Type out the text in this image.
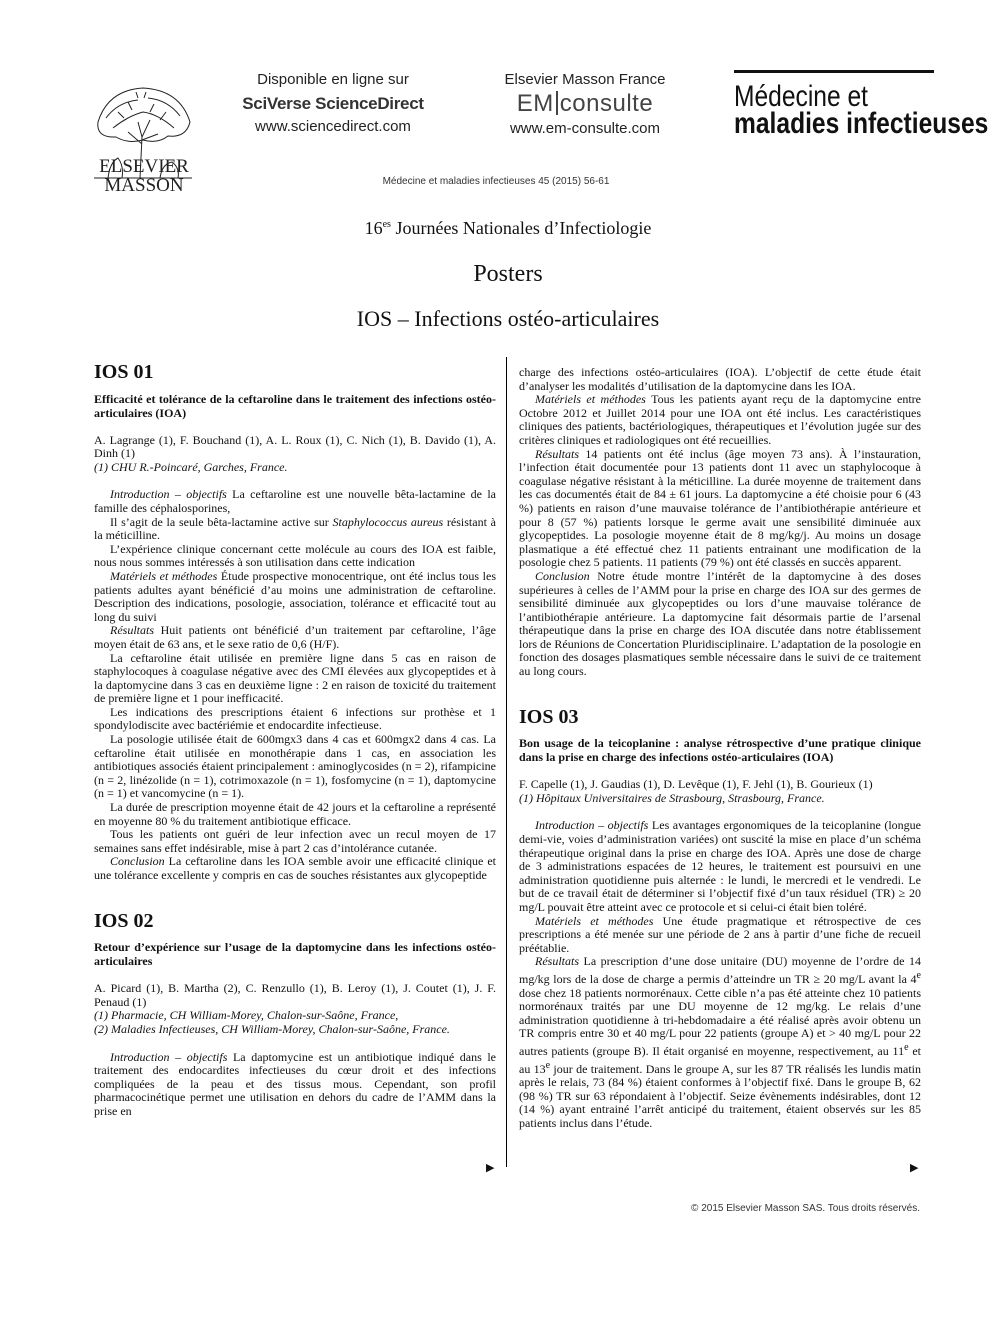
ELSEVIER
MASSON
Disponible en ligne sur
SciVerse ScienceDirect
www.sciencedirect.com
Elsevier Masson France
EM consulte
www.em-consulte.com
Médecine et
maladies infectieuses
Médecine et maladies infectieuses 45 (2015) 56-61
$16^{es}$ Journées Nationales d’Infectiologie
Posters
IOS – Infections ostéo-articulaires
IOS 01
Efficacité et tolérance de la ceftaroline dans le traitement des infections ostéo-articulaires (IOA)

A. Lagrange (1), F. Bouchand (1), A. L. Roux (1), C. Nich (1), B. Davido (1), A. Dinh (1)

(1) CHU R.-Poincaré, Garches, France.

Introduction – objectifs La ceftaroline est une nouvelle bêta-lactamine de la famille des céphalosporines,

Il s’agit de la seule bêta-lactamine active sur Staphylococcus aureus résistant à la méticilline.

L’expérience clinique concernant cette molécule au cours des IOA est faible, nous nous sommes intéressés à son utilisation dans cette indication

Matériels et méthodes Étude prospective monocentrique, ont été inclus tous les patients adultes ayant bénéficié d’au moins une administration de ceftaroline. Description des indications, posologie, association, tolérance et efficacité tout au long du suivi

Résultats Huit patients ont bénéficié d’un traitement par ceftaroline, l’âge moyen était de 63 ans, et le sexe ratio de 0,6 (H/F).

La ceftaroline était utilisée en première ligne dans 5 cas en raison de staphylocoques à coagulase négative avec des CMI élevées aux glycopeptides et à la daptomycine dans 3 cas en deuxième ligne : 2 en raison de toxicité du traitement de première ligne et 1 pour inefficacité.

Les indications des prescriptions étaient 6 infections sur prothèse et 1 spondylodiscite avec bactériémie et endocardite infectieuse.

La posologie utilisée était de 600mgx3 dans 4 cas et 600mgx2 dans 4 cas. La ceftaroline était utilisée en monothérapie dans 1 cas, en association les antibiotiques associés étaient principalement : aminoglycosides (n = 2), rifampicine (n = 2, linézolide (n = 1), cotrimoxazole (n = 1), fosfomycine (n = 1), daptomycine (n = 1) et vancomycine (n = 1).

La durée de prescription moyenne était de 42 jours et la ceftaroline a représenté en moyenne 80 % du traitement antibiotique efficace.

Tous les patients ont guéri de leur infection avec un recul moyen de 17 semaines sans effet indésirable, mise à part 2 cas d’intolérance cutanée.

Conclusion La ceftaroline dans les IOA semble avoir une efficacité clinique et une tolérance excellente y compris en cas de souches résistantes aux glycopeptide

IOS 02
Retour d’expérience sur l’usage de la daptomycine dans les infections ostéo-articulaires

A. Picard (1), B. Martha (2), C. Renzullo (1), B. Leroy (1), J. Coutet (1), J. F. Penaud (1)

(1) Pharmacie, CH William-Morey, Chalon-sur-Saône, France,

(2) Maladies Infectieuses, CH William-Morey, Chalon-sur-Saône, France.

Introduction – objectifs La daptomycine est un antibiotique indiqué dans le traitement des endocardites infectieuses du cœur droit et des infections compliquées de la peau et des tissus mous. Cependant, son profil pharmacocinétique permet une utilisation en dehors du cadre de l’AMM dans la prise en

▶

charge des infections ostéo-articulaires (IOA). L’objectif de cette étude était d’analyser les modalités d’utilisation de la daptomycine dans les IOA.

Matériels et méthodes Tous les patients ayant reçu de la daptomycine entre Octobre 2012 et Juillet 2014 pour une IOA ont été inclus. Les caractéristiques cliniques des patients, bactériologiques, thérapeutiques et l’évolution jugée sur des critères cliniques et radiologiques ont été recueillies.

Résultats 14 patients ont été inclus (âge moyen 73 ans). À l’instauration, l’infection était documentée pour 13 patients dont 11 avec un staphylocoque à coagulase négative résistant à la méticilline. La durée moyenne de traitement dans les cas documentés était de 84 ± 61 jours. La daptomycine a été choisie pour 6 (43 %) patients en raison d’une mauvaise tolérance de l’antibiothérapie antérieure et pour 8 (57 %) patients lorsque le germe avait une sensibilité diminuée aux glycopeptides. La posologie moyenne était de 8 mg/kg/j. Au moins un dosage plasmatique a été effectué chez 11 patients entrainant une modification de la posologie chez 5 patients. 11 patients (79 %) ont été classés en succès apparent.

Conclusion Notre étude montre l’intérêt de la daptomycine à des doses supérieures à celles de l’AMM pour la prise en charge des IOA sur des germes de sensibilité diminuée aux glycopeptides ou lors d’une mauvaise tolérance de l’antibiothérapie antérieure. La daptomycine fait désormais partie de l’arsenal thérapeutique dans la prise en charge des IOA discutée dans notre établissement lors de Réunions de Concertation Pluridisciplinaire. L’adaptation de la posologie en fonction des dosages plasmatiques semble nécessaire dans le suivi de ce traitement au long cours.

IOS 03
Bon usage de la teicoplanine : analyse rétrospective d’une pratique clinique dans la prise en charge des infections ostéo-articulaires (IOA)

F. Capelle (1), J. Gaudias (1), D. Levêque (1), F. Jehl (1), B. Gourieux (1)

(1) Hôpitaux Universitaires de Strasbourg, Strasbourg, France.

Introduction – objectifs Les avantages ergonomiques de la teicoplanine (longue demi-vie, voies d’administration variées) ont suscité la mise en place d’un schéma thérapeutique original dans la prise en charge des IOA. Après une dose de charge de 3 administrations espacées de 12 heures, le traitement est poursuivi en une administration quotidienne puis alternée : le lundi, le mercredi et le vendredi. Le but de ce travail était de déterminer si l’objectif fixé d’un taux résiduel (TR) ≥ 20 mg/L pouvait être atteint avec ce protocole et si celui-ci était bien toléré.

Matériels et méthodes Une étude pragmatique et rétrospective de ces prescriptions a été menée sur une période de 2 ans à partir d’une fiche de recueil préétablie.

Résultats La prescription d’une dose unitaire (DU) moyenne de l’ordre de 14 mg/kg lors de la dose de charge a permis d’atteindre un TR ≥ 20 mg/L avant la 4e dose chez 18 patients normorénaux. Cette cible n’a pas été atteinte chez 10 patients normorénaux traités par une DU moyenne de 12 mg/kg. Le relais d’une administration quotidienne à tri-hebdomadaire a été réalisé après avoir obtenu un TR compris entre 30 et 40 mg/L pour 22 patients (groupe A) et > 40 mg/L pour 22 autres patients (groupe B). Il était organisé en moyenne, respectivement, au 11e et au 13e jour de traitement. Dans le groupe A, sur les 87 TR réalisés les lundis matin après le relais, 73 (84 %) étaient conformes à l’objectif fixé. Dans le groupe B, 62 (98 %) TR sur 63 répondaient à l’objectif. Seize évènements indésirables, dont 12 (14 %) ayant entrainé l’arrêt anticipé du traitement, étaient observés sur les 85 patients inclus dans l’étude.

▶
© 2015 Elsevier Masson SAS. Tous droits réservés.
-*-*-
● **Task brief**
Scan the records above for the string "France", then copy each line where it turns up.

● **Response to this exercise**
Elsevier Masson France
(1) CHU R.-Poincaré, Garches, France.
(1) Pharmacie, CH William-Morey, Chalon-sur-Saône, France,
(2) Maladies Infectieuses, CH William-Morey, Chalon-sur-Saône, France.
(1) Hôpitaux Universitaires de Strasbourg, Strasbourg, France.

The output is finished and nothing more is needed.